* **PROMPT**: Copy out exactly every line from the line containing "OCR this image." until the records below end, inclusive of both boundary lines.

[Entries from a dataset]
§
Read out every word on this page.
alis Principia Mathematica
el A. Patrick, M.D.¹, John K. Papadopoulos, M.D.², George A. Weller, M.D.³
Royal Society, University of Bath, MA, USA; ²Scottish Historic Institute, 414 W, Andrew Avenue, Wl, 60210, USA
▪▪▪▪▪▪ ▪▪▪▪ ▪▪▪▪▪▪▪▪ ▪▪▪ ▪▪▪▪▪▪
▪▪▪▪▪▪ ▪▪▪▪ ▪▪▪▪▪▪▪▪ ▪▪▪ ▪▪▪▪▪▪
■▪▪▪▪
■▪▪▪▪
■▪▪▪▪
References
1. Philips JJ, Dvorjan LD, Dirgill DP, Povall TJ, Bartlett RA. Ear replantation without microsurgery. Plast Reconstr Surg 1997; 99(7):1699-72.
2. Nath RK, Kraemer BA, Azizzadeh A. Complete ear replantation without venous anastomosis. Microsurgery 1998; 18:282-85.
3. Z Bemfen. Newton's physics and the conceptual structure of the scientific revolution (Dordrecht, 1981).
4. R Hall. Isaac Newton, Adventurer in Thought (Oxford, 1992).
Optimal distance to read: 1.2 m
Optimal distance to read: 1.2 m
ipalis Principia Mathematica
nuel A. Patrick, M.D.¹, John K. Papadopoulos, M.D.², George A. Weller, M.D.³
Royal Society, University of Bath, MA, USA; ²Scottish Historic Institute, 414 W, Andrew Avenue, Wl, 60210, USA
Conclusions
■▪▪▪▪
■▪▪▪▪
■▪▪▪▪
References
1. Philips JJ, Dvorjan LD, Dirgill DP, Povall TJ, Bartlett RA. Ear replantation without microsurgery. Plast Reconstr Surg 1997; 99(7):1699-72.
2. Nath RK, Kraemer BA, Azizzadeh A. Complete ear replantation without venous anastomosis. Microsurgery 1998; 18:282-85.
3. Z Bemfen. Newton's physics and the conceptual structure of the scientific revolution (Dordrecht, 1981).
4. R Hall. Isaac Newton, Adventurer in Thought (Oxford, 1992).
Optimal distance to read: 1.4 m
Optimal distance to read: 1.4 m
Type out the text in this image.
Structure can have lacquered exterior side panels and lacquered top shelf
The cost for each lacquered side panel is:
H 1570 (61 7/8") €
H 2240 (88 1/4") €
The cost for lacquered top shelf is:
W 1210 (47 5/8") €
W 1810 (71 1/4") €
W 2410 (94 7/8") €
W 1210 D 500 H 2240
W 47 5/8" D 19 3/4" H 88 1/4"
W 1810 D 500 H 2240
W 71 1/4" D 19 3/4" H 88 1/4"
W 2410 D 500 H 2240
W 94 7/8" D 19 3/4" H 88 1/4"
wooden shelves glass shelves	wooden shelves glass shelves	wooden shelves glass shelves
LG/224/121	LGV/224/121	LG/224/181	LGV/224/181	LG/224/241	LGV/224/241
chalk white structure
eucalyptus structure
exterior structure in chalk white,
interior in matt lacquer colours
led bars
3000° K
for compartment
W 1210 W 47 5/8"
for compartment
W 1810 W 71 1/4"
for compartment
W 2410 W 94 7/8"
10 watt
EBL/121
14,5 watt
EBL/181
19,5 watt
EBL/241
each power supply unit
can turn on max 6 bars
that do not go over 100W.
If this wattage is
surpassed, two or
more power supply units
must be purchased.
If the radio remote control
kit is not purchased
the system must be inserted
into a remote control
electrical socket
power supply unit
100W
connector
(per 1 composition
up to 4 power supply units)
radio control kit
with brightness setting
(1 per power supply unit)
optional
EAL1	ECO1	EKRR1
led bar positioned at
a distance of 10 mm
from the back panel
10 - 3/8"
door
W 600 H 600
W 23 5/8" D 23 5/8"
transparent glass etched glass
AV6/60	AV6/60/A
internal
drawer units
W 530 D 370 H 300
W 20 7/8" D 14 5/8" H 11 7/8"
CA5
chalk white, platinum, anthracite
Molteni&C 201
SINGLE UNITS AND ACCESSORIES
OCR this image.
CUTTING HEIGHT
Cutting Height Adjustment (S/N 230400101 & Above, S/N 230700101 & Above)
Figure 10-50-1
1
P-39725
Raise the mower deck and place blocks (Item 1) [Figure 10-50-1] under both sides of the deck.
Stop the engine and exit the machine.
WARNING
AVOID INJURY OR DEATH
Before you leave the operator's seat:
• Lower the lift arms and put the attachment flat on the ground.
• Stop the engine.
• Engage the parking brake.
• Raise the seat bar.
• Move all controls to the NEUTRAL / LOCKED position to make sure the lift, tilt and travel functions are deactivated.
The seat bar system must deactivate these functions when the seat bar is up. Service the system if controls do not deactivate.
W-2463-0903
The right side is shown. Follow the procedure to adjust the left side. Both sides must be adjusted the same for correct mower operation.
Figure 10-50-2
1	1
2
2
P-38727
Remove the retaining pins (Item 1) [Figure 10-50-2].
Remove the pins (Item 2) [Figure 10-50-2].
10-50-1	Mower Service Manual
§
* **EXERCISE RESULT**:
OCR this image.
CUTTING HEIGHT
Cutting Height Adjustment (S/N 230400101 & Above, S/N 230700101 & Above)
Figure 10-50-1
1
P-39725
Raise the mower deck and place blocks (Item 1) [Figure 10-50-1] under both sides of the deck.
Stop the engine and exit the machine.
WARNING
AVOID INJURY OR DEATH
Before you leave the operator's seat:
• Lower the lift arms and put the attachment flat on the ground.
• Stop the engine.
• Engage the parking brake.
• Raise the seat bar.
• Move all controls to the NEUTRAL / LOCKED position to make sure the lift, tilt and travel functions are deactivated.
The seat bar system must deactivate these functions when the seat bar is up. Service the system if controls do not deactivate.
W-2463-0903
The right side is shown. Follow the procedure to adjust the left side. Both sides must be adjusted the same for correct mower operation.
Figure 10-50-2
1	1
2
2
P-38727
Remove the retaining pins (Item 1) [Figure 10-50-2].
Remove the pins (Item 2) [Figure 10-50-2].
10-50-1	Mower Service Manual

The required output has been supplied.